- _Your instructions_: State how many lines hold the string "cross". Give the number and nothing else.

- _Stored records_:
####
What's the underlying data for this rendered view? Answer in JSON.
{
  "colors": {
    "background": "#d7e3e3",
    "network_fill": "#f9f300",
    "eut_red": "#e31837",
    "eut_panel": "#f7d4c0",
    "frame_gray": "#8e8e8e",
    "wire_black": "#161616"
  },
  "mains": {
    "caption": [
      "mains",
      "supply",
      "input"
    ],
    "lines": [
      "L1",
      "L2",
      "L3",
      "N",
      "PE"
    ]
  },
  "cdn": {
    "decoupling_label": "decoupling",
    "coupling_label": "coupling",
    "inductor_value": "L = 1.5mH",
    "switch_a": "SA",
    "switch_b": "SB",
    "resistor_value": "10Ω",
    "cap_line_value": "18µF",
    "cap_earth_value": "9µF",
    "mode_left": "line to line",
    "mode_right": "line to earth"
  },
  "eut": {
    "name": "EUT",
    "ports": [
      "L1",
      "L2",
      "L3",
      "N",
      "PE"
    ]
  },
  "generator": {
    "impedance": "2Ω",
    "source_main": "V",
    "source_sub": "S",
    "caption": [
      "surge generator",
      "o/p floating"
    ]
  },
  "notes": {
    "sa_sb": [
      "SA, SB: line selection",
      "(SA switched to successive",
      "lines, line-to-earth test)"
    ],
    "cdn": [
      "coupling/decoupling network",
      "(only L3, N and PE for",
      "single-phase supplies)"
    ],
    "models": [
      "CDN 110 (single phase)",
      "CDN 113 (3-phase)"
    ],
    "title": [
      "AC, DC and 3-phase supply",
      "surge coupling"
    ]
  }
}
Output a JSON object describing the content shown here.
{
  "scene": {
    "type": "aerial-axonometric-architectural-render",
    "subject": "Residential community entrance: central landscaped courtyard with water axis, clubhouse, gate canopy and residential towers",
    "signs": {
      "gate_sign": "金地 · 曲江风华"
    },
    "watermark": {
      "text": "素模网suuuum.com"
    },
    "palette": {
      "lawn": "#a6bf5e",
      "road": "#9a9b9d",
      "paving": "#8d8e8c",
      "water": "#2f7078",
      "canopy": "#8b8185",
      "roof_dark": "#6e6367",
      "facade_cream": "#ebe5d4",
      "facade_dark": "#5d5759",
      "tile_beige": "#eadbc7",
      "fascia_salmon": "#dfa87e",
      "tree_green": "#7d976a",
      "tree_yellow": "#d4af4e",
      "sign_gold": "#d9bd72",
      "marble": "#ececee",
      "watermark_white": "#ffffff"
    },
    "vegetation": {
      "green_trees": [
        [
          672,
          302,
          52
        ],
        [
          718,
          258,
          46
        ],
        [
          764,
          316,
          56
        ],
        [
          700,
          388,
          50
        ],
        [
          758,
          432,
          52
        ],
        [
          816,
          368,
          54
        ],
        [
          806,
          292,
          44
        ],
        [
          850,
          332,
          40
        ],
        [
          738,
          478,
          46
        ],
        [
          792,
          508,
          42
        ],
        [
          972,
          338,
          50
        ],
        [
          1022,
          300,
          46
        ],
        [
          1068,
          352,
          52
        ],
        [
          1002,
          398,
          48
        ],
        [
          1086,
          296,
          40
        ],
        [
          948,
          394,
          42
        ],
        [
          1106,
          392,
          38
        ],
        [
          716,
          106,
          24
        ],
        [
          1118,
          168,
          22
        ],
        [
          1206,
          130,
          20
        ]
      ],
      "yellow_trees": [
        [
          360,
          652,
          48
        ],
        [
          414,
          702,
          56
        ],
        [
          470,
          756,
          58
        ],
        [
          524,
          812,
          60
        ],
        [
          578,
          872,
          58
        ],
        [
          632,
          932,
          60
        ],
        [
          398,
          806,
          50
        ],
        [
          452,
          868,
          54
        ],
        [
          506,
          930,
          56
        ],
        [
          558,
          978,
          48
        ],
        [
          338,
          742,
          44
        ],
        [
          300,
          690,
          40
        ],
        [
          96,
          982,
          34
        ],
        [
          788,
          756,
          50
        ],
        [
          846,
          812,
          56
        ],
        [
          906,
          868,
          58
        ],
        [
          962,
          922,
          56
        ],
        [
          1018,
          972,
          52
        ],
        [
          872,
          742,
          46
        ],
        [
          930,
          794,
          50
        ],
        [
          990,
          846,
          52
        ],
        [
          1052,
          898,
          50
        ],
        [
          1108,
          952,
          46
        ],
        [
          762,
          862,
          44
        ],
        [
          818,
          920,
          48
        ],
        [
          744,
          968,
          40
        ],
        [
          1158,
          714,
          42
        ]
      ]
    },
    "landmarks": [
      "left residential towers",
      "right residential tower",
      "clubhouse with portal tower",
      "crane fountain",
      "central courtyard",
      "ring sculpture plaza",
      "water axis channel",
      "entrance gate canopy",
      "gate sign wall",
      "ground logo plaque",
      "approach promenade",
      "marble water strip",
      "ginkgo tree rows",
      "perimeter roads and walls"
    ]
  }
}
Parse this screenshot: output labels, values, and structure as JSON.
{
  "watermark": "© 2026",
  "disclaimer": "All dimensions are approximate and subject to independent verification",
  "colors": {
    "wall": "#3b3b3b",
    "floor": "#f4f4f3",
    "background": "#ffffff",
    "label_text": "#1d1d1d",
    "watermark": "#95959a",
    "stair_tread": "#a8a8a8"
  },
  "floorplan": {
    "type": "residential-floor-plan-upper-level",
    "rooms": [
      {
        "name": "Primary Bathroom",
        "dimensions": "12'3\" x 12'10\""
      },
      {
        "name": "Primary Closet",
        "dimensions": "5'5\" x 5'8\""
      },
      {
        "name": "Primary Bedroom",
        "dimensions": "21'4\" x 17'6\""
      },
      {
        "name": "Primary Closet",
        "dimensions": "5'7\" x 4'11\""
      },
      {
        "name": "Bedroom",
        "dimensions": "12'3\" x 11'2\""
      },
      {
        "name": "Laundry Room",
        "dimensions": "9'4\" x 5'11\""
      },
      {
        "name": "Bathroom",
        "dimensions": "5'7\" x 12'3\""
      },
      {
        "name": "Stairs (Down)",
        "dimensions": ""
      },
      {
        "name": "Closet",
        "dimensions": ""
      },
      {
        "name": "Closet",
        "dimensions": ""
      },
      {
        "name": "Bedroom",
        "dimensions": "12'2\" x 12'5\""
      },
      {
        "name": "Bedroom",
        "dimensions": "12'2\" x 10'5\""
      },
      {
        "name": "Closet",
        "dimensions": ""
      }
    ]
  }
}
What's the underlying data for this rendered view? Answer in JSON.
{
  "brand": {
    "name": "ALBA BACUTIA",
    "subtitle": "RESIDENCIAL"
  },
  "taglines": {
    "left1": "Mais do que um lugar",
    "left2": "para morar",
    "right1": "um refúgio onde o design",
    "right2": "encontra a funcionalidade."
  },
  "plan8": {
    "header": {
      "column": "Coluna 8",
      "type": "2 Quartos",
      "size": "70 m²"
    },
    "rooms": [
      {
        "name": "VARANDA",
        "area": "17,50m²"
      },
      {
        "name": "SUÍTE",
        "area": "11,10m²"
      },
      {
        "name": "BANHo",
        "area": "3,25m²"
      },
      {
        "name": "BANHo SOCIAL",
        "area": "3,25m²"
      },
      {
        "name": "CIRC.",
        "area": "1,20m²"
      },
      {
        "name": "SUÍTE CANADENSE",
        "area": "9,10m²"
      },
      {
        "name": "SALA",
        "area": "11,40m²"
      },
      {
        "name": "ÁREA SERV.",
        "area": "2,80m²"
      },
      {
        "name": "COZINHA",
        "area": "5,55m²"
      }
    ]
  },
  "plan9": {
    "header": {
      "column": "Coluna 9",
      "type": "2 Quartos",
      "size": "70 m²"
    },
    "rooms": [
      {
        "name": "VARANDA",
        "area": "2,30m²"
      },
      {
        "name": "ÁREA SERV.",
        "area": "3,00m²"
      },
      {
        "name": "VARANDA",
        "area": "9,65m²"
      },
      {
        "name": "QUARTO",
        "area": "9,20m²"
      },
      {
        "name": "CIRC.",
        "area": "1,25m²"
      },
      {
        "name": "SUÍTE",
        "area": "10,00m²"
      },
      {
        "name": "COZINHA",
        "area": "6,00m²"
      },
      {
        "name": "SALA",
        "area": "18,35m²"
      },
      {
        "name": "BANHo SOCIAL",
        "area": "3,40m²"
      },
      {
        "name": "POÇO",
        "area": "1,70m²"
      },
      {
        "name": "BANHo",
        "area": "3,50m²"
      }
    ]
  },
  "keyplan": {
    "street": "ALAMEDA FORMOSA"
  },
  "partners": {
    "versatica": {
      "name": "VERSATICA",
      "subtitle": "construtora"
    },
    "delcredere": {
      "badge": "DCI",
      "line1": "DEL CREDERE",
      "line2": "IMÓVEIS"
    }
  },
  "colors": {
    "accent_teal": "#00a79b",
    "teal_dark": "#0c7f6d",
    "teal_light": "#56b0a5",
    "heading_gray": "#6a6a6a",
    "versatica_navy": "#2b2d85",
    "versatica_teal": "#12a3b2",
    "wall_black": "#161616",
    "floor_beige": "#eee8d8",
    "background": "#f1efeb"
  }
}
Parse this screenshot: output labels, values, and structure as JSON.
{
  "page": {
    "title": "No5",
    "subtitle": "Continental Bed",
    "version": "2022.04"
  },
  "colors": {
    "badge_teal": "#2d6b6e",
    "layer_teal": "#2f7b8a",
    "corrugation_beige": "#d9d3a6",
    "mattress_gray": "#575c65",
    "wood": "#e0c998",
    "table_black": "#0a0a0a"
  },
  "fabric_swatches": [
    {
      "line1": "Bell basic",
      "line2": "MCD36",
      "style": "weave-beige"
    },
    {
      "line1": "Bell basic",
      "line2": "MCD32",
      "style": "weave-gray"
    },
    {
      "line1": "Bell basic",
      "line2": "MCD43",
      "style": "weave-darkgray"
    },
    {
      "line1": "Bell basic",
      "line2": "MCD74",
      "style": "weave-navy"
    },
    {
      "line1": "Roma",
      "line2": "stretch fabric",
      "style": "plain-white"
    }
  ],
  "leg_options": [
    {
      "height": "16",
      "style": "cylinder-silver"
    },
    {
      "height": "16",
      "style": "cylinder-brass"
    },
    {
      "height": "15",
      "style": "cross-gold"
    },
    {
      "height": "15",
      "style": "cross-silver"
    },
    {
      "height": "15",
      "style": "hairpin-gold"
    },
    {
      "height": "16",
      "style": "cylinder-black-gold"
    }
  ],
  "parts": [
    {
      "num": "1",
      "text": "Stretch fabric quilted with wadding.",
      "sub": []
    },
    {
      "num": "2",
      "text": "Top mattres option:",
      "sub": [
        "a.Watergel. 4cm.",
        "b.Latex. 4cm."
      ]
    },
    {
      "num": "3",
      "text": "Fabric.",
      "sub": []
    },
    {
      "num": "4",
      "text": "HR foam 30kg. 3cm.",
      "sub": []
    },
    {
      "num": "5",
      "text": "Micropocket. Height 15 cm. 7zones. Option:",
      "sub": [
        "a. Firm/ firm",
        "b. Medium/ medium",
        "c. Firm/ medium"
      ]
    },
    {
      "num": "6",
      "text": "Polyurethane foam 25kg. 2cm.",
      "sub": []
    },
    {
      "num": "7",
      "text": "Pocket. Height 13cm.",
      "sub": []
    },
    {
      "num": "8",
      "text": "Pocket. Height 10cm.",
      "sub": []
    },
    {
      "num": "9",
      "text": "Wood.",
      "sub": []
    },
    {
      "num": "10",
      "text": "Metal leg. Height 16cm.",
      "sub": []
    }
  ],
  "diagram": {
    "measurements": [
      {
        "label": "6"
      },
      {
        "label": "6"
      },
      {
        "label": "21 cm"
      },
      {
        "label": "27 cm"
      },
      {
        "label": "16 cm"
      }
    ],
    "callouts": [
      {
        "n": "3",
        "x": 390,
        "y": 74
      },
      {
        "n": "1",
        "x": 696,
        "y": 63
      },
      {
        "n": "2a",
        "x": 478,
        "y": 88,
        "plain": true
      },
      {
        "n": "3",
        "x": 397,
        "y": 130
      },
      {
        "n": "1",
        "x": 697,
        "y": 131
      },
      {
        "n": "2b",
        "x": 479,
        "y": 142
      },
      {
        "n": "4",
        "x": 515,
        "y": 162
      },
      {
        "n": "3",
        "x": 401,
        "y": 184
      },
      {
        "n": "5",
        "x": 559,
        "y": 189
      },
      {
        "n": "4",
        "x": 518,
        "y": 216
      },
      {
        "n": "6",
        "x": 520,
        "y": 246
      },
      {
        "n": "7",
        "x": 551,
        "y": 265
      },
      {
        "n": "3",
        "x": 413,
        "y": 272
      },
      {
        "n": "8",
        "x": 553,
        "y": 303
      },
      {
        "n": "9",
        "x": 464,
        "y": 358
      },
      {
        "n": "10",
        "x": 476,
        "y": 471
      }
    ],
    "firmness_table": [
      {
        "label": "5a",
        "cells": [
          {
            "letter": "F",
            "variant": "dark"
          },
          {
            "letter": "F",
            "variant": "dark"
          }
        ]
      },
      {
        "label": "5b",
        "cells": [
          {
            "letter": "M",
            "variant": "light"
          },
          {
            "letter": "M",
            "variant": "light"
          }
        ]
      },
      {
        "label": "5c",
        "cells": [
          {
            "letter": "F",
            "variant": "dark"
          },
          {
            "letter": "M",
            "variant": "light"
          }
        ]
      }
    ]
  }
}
####
- _Answer to the problem_: 2